- Items -

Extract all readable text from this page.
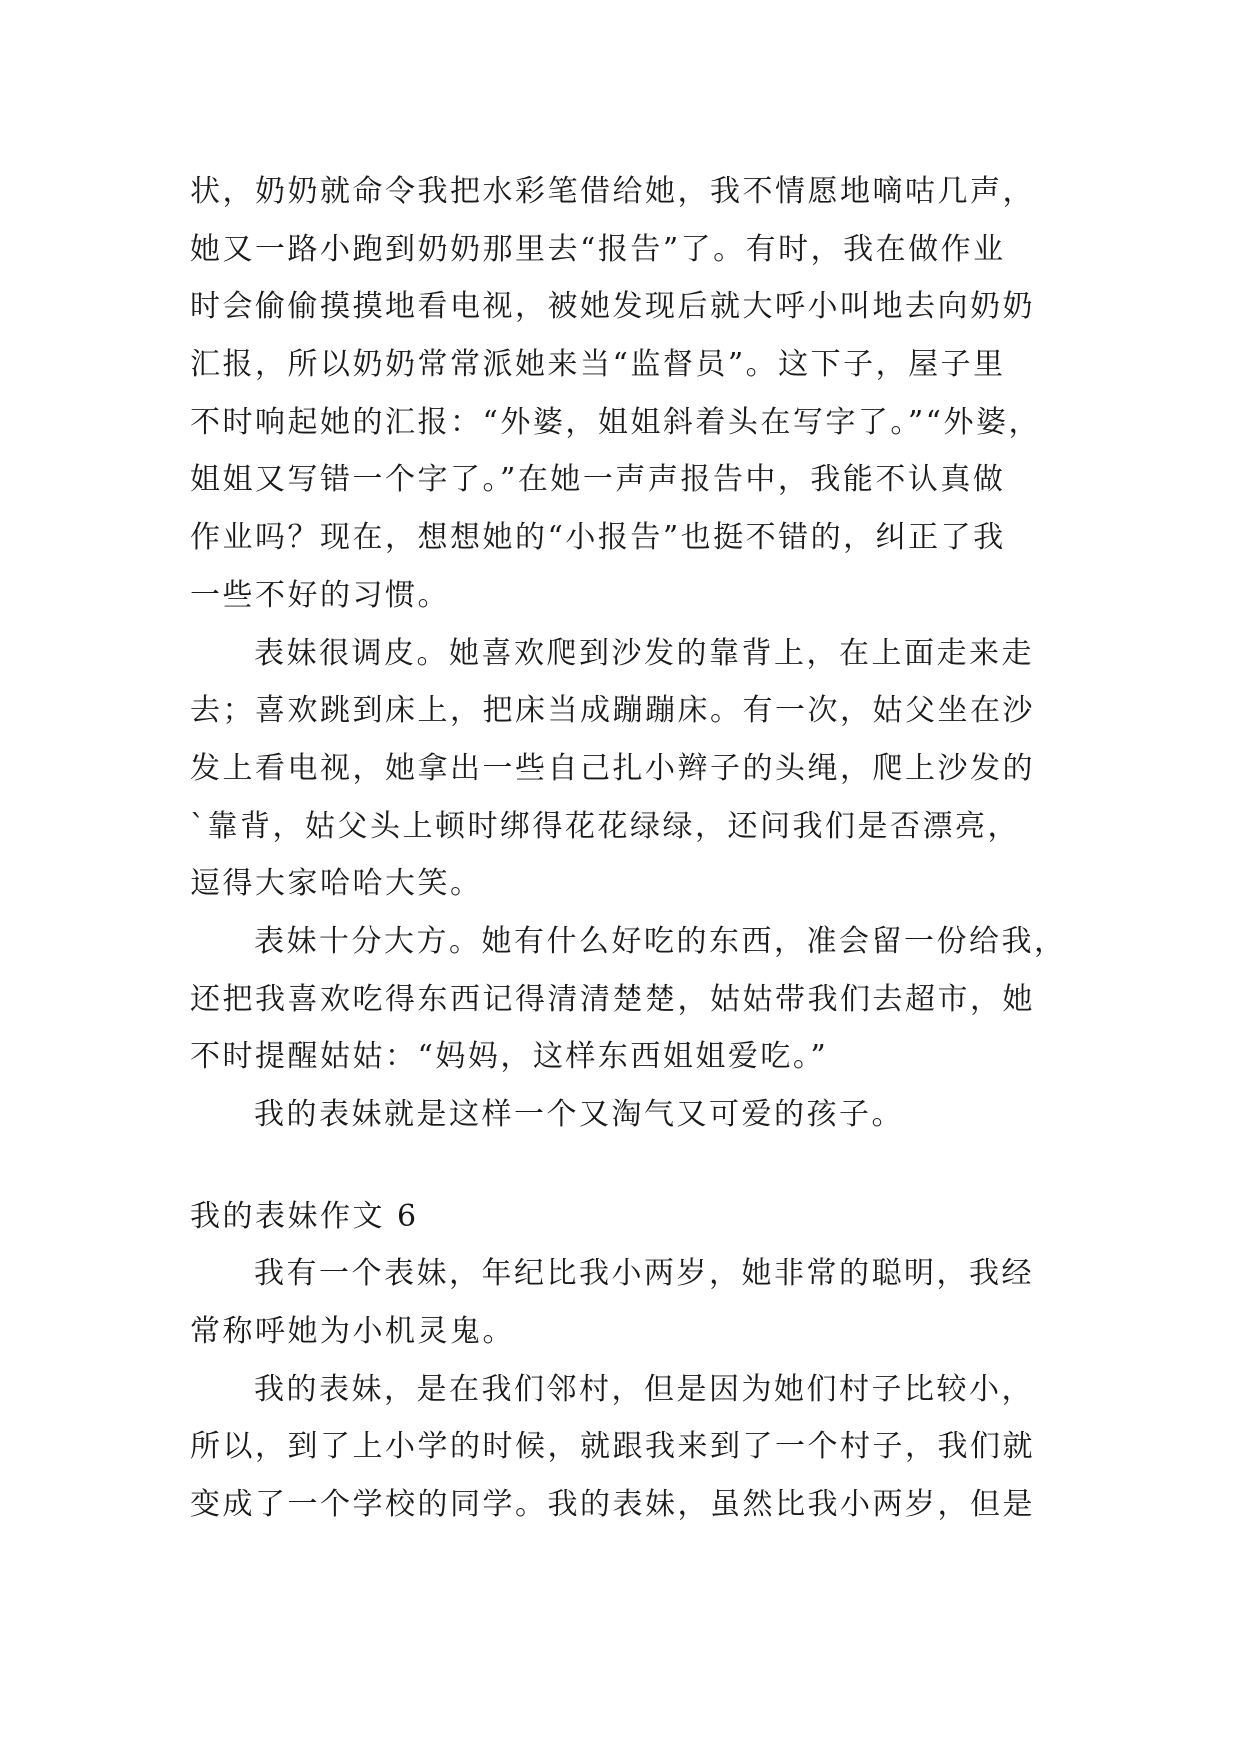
状，奶奶就命令我把水彩笔借给她，我不情愿地嘀咕几声，
她又一路小跑到奶奶那里去“报告”了。有时，我在做作业
时会偷偷摸摸地看电视，被她发现后就大呼小叫地去向奶奶
汇报，所以奶奶常常派她来当“监督员”。这下子，屋子里
不时响起她的汇报：“外婆，姐姐斜着头在写字了。”“外婆，
姐姐又写错一个字了。”在她一声声报告中，我能不认真做
作业吗？现在，想想她的“小报告”也挺不错的，纠正了我
一些不好的习惯。
表妹很调皮。她喜欢爬到沙发的靠背上，在上面走来走
去；喜欢跳到床上，把床当成蹦蹦床。有一次，姑父坐在沙
发上看电视，她拿出一些自己扎小辫子的头绳，爬上沙发的
`靠背，姑父头上顿时绑得花花绿绿，还问我们是否漂亮，
逗得大家哈哈大笑。
表妹十分大方。她有什么好吃的东西，准会留一份给我，
还把我喜欢吃得东西记得清清楚楚，姑姑带我们去超市，她
不时提醒姑姑：“妈妈，这样东西姐姐爱吃。”
我的表妹就是这样一个又淘气又可爱的孩子。
我的表妹作文 6
我有一个表妹，年纪比我小两岁，她非常的聪明，我经
常称呼她为小机灵鬼。
我的表妹，是在我们邻村，但是因为她们村子比较小，
所以，到了上小学的时候，就跟我来到了一个村子，我们就
变成了一个学校的同学。我的表妹，虽然比我小两岁，但是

- Work instructions -
Reproduce the entries exactly. Do not carry over any picture.

- Response -
Extract all readable text from this page.
状，奶奶就命令我把水彩笔借给她，我不情愿地嘀咕几声，
她又一路小跑到奶奶那里去“报告”了。有时，我在做作业
时会偷偷摸摸地看电视，被她发现后就大呼小叫地去向奶奶
汇报，所以奶奶常常派她来当“监督员”。这下子，屋子里
不时响起她的汇报：“外婆，姐姐斜着头在写字了。”“外婆，
姐姐又写错一个字了。”在她一声声报告中，我能不认真做
作业吗？现在，想想她的“小报告”也挺不错的，纠正了我
一些不好的习惯。
表妹很调皮。她喜欢爬到沙发的靠背上，在上面走来走
去；喜欢跳到床上，把床当成蹦蹦床。有一次，姑父坐在沙
发上看电视，她拿出一些自己扎小辫子的头绳，爬上沙发的
`靠背，姑父头上顿时绑得花花绿绿，还问我们是否漂亮，
逗得大家哈哈大笑。
表妹十分大方。她有什么好吃的东西，准会留一份给我，
还把我喜欢吃得东西记得清清楚楚，姑姑带我们去超市，她
不时提醒姑姑：“妈妈，这样东西姐姐爱吃。”
我的表妹就是这样一个又淘气又可爱的孩子。
我的表妹作文 6
我有一个表妹，年纪比我小两岁，她非常的聪明，我经
常称呼她为小机灵鬼。
我的表妹，是在我们邻村，但是因为她们村子比较小，
所以，到了上小学的时候，就跟我来到了一个村子，我们就
变成了一个学校的同学。我的表妹，虽然比我小两岁，但是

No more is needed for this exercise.